---------- Task data ----------

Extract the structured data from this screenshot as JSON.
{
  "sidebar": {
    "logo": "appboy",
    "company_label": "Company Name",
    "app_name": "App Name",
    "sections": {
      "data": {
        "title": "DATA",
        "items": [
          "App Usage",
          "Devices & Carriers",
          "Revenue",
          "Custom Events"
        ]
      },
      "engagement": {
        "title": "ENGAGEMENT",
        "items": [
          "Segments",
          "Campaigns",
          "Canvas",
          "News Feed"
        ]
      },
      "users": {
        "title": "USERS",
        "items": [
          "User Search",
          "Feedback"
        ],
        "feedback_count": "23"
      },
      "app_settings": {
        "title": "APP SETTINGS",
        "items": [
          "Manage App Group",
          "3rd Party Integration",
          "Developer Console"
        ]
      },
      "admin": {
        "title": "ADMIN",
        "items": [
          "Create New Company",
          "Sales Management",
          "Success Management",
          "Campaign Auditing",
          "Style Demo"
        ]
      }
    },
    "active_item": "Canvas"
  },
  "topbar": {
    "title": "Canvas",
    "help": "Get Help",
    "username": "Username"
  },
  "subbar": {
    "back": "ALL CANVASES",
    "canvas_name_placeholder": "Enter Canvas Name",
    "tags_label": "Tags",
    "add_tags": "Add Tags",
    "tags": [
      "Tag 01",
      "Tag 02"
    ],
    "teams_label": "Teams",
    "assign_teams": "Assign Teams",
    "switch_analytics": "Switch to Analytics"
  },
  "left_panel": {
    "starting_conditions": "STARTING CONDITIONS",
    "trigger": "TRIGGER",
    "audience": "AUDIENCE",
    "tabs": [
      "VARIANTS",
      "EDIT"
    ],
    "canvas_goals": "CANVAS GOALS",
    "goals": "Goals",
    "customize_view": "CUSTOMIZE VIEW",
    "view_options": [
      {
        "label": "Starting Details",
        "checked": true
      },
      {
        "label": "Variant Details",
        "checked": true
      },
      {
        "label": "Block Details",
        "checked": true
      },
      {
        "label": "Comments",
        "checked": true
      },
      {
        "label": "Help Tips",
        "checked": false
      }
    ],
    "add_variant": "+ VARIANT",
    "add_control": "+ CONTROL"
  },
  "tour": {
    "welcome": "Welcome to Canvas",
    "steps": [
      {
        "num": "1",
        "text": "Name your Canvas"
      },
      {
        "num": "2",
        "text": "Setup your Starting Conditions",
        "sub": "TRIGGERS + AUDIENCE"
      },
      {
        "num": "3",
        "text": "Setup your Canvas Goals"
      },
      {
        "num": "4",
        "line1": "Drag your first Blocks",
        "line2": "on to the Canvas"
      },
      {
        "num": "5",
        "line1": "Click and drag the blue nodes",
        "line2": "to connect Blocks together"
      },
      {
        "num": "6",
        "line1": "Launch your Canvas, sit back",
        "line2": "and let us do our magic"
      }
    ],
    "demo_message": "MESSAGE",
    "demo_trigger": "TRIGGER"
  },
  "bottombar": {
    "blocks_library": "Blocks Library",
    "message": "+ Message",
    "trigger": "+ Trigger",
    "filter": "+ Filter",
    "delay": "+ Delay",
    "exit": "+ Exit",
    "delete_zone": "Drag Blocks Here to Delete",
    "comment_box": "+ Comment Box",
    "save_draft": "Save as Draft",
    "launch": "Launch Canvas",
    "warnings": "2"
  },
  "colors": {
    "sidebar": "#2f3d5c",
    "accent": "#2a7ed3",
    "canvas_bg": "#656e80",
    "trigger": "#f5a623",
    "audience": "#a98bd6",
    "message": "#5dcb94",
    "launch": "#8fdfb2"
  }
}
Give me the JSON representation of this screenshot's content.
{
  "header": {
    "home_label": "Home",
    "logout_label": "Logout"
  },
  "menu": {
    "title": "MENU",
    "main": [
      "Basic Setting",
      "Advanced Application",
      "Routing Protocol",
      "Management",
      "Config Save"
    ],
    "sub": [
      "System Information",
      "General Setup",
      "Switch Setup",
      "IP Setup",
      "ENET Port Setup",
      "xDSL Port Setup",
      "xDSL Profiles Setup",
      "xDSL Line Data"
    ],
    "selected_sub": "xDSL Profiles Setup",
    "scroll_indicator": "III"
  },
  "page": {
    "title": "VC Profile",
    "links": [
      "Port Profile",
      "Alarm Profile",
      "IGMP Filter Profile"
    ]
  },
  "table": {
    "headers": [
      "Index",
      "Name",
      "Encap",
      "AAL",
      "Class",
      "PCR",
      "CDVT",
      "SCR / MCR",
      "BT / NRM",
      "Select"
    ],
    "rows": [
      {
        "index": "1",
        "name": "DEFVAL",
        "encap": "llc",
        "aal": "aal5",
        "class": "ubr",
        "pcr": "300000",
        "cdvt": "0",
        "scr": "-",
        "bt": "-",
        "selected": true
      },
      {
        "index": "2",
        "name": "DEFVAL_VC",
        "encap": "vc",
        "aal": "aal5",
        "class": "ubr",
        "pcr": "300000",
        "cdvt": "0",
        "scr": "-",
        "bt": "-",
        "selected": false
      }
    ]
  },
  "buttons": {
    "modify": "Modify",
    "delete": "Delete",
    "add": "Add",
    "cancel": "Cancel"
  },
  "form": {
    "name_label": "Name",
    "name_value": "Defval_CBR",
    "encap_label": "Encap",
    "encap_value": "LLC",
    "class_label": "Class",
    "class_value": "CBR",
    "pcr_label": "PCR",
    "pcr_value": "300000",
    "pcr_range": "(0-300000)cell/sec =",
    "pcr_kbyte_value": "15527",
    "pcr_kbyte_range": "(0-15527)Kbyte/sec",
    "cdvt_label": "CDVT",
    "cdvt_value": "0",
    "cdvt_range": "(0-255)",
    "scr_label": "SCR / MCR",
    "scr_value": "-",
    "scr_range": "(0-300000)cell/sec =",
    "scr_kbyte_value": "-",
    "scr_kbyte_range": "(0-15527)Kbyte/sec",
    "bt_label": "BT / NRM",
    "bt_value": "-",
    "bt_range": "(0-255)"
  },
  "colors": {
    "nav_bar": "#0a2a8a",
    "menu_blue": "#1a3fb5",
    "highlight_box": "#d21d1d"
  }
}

----------

_Written exercise_
Provide only the count of lines in the material above that hold the word "Setup".

_Exercise answer_
9